# Problem
Starting at the first line of the data and ending at the line that contains "history-icon[interactable] (2209, 186, 2244, 221)", both included, write those lines out again with "updated-date" swapped for "modified-date" and everything else left as it is.

[Data entries]
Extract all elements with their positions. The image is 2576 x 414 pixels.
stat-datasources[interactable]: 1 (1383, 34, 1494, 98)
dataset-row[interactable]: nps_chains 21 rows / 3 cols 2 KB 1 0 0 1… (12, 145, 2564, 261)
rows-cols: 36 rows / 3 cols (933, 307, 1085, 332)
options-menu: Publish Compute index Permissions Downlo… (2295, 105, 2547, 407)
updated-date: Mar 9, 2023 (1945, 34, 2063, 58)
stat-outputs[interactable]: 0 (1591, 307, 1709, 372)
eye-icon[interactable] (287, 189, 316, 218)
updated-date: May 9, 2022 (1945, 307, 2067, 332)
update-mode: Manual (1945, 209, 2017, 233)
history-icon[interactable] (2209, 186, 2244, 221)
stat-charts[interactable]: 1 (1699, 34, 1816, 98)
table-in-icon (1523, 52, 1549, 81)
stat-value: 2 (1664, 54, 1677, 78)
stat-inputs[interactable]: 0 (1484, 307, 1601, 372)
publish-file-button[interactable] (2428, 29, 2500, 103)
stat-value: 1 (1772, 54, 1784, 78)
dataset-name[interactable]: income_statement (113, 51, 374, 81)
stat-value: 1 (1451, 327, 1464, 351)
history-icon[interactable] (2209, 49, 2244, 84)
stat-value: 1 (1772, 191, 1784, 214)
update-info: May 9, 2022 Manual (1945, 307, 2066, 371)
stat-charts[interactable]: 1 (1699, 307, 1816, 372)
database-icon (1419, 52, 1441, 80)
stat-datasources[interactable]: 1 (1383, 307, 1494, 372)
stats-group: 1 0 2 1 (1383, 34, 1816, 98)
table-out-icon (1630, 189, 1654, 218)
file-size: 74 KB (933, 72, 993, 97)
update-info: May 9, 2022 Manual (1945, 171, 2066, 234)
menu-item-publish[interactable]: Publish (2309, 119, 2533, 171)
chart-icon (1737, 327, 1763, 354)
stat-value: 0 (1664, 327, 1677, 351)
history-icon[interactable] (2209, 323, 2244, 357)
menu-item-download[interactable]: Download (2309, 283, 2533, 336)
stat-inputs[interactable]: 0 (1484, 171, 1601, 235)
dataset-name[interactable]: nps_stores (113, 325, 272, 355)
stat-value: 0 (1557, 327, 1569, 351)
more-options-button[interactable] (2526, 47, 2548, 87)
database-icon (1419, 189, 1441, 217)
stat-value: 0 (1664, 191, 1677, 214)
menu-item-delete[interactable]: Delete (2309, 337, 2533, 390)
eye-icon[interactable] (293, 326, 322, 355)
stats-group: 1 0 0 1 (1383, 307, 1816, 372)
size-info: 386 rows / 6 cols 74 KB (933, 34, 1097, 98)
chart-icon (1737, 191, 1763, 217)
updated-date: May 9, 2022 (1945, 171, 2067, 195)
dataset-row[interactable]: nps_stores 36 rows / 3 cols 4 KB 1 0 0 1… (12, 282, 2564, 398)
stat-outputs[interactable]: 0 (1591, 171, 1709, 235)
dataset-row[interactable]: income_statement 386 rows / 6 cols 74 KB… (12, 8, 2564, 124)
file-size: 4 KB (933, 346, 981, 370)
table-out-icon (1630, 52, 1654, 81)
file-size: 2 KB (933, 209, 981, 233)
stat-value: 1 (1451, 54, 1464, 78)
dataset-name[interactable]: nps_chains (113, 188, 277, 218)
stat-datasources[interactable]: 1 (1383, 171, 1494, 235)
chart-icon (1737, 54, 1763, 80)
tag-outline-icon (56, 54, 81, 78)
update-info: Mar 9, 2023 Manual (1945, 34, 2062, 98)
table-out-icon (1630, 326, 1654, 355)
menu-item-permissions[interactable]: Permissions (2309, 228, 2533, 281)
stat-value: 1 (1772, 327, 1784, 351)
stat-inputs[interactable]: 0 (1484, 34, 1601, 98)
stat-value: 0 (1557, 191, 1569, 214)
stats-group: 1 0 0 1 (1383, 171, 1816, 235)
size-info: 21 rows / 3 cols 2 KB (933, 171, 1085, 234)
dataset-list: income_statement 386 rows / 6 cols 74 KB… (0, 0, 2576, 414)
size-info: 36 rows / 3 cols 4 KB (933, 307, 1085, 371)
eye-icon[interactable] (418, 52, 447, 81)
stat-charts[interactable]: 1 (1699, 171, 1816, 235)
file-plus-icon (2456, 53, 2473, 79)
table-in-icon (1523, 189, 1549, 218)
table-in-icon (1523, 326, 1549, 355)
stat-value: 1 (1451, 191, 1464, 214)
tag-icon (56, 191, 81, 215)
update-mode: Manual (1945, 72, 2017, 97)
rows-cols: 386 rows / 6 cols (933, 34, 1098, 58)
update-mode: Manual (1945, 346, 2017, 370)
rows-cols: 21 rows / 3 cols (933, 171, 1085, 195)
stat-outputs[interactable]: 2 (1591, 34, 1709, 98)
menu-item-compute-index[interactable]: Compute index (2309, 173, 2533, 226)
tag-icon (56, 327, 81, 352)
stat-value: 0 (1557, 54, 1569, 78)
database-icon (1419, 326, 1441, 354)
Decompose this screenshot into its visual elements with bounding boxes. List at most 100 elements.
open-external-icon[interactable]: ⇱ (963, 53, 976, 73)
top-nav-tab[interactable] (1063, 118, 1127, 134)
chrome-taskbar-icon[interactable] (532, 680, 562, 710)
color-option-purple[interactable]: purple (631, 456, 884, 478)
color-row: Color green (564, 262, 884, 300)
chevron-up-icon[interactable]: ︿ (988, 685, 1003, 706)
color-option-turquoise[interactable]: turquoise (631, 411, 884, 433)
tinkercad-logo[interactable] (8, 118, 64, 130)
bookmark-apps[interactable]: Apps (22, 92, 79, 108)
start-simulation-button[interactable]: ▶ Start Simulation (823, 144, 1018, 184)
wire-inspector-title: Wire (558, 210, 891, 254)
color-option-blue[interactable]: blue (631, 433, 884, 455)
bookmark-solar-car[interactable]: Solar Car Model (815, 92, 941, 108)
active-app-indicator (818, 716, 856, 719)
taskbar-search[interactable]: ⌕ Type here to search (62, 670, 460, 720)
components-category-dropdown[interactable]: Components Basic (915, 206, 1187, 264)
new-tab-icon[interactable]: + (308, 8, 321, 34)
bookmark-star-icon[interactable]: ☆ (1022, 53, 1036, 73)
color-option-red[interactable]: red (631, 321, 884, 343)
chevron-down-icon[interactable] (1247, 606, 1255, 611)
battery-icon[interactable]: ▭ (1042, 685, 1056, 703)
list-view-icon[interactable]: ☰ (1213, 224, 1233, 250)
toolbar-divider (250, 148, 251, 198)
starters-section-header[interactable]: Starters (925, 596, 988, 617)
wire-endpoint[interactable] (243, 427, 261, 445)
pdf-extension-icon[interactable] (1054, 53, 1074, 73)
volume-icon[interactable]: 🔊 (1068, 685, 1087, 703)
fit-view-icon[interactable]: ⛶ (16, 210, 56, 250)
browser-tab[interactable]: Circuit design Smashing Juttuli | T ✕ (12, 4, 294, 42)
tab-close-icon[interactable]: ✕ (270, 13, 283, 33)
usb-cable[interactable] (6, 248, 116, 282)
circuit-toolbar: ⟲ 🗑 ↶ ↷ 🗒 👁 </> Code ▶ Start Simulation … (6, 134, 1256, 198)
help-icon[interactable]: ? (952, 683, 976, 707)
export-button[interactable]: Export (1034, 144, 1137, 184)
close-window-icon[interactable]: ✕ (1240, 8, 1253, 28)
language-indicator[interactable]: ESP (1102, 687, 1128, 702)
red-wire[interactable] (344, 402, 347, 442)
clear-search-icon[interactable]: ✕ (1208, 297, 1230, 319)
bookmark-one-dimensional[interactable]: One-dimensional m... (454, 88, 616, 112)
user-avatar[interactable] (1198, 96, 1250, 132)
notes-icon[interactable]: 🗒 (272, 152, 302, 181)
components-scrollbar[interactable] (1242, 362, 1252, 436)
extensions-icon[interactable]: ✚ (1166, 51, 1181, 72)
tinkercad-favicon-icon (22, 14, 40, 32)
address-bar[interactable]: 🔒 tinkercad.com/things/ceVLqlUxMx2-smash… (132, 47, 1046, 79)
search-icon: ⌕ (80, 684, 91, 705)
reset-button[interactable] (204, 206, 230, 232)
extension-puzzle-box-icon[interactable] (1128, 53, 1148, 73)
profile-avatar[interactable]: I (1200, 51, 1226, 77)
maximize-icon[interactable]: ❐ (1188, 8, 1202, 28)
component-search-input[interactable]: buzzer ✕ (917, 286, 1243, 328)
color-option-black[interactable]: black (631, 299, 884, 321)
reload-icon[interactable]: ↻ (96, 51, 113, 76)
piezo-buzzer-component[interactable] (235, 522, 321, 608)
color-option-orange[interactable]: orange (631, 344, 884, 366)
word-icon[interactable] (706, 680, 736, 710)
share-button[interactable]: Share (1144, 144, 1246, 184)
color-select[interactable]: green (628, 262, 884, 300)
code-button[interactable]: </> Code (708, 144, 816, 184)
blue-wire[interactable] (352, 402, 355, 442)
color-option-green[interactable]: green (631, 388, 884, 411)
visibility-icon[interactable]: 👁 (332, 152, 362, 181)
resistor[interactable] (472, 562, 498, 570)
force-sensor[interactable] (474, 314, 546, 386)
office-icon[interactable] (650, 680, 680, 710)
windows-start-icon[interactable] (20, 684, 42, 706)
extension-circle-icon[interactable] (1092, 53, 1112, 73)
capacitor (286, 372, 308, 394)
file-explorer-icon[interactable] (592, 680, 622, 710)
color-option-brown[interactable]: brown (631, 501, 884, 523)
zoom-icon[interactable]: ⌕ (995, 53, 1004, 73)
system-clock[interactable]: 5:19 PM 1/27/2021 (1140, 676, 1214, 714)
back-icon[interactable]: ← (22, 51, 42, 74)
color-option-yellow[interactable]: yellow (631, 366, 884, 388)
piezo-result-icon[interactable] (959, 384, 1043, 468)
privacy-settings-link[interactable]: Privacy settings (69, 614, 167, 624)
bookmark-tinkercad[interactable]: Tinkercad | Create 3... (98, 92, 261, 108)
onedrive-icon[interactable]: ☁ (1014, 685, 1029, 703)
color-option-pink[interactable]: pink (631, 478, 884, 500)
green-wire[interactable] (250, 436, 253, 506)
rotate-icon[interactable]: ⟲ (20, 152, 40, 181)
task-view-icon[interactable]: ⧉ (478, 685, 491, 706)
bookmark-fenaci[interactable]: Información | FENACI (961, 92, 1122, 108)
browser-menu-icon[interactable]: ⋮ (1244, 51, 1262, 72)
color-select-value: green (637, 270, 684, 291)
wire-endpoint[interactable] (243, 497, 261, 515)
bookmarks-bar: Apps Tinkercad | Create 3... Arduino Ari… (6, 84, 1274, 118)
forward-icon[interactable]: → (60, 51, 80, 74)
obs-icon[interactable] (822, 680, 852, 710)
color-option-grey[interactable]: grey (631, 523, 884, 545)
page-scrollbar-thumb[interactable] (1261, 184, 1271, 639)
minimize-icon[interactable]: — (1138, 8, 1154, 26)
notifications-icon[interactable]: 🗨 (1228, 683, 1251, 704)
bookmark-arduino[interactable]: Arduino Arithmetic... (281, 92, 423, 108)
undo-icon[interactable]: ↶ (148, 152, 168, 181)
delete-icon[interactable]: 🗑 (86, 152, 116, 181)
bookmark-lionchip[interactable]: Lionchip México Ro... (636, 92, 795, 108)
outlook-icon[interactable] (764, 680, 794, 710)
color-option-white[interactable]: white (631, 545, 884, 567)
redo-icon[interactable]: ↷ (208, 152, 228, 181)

# Result of this task
Extract all elements with their positions. The image is 2576 x 414 pixels.
stat-datasources[interactable]: 1 (1383, 34, 1494, 98)
dataset-row[interactable]: nps_chains 21 rows / 3 cols 2 KB 1 0 0 1… (12, 145, 2564, 261)
rows-cols: 36 rows / 3 cols (933, 307, 1085, 332)
options-menu: Publish Compute index Permissions Downlo… (2295, 105, 2547, 407)
modified-date: Mar 9, 2023 (1945, 34, 2063, 58)
stat-outputs[interactable]: 0 (1591, 307, 1709, 372)
eye-icon[interactable] (287, 189, 316, 218)
modified-date: May 9, 2022 (1945, 307, 2067, 332)
update-mode: Manual (1945, 209, 2017, 233)
history-icon[interactable] (2209, 186, 2244, 221)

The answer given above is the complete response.